# What to do
Reproduce, unchanged, the stretch of rows from the very first one through the line that contains "timestamp[interactable]: 28 days", including both of those lines.

┏━━

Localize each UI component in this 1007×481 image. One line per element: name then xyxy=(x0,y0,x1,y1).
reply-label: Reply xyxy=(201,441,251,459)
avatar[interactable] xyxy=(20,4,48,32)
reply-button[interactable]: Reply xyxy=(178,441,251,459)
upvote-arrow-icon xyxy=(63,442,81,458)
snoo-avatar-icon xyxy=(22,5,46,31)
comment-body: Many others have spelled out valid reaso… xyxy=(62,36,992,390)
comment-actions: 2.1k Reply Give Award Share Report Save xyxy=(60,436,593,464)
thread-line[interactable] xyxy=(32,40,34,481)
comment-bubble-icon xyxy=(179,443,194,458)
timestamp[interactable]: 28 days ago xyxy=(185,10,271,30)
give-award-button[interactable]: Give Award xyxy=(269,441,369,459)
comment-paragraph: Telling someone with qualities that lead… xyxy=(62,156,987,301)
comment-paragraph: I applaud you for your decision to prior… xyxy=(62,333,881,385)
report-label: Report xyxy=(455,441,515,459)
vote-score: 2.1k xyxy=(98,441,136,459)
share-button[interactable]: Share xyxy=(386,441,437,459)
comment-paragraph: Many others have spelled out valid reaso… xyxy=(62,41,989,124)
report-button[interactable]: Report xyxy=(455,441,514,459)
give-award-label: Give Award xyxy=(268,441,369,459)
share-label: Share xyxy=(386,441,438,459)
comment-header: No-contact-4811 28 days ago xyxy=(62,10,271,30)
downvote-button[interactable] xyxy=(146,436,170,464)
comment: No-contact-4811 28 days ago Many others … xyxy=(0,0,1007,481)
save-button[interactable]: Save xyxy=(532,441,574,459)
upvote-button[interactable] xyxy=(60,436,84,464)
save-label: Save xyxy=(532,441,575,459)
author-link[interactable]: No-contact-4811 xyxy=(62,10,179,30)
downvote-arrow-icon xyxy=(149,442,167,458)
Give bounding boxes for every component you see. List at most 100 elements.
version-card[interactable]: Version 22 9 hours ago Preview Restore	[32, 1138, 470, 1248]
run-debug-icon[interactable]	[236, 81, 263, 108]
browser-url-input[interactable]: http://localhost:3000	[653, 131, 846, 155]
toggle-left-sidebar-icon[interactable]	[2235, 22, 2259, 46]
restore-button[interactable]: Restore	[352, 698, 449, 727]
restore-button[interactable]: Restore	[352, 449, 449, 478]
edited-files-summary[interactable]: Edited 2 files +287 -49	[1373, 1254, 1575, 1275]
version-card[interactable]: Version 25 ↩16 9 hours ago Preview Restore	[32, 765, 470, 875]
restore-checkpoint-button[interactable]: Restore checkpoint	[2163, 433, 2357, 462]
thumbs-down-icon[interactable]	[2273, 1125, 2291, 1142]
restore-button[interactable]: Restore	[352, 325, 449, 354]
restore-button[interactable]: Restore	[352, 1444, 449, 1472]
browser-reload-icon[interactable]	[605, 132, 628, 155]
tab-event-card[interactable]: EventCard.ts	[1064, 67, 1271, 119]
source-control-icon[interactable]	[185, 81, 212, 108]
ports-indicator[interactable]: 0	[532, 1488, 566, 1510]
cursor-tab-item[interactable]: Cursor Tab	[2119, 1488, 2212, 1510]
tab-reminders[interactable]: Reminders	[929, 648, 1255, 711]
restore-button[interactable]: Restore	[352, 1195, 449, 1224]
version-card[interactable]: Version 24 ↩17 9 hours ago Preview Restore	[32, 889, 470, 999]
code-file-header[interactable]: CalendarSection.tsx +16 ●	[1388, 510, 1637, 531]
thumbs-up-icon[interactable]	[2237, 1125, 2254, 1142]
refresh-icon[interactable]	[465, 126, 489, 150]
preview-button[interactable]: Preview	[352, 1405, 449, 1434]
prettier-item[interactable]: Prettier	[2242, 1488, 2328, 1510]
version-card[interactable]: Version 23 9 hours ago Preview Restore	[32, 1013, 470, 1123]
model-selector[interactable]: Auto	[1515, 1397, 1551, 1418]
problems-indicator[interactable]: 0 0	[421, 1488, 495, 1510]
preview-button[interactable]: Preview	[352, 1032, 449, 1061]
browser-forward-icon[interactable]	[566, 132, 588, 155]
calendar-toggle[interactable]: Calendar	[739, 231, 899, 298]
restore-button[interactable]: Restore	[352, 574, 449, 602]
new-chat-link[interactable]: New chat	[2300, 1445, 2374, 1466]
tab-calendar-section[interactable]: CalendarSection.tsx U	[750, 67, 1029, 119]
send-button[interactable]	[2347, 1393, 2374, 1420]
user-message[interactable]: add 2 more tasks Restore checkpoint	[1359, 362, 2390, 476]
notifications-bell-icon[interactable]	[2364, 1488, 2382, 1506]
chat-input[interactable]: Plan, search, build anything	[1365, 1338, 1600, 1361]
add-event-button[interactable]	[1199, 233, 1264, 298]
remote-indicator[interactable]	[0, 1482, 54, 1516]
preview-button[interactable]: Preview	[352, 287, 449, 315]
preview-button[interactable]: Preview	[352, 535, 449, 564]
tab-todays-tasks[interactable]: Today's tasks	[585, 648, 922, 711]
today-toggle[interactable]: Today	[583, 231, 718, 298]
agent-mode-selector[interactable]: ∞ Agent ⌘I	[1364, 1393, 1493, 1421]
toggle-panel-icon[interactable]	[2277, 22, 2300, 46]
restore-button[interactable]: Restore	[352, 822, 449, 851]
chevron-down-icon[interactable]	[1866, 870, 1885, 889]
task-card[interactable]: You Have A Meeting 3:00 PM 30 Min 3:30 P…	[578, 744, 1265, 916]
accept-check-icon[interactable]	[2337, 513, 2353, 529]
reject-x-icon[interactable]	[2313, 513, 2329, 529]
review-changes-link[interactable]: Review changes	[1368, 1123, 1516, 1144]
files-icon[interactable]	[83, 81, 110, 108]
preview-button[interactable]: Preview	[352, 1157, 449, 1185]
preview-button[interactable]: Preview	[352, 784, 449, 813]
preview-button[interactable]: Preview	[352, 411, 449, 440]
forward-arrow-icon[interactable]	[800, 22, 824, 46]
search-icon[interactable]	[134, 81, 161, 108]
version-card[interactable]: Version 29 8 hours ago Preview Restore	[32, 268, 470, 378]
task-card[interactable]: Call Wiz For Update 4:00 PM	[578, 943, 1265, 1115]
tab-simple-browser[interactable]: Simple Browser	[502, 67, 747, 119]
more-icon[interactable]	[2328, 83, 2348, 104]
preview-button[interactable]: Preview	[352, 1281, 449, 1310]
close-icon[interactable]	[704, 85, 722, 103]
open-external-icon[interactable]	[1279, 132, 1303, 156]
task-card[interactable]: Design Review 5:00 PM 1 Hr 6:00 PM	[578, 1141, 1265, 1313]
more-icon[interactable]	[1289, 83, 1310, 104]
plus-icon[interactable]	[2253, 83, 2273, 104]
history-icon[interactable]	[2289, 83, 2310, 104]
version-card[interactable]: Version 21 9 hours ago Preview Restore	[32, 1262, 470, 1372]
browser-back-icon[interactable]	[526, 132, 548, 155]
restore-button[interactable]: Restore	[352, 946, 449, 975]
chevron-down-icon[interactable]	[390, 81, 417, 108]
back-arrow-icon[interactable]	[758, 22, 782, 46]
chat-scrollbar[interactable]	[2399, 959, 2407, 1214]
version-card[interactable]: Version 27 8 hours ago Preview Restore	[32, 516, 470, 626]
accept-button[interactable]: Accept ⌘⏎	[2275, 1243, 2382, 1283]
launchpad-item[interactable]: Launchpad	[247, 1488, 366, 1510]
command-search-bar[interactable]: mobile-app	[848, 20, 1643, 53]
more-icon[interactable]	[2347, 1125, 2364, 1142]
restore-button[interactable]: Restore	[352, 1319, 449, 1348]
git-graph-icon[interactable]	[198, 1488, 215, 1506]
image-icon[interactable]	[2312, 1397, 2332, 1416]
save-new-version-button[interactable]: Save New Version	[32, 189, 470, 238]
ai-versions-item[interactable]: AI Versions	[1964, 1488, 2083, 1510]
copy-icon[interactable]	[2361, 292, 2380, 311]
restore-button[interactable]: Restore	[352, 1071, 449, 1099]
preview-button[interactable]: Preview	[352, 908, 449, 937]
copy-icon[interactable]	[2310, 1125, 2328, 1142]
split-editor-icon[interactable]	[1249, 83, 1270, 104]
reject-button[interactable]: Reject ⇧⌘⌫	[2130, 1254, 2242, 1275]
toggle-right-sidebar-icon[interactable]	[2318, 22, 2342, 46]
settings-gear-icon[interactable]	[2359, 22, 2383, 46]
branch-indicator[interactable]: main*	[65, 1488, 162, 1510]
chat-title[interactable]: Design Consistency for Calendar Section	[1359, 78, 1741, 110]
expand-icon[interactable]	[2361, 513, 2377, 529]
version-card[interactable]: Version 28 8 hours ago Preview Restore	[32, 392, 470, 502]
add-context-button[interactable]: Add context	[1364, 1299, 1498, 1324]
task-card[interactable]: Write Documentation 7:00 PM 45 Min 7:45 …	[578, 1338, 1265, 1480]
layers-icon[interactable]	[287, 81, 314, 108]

┗━━

# The solution
Localize each UI component in this 1007×481 image. One line per element: name then xyxy=(x0,y0,x1,y1).
reply-label: Reply xyxy=(201,441,251,459)
avatar[interactable] xyxy=(20,4,48,32)
reply-button[interactable]: Reply xyxy=(178,441,251,459)
upvote-arrow-icon xyxy=(63,442,81,458)
snoo-avatar-icon xyxy=(22,5,46,31)
comment-body: Many others have spelled out valid reaso… xyxy=(62,36,992,390)
comment-actions: 2.1k Reply Give Award Share Report Save xyxy=(60,436,593,464)
thread-line[interactable] xyxy=(32,40,34,481)
comment-bubble-icon xyxy=(179,443,194,458)
timestamp[interactable]: 28 days ago xyxy=(185,10,271,30)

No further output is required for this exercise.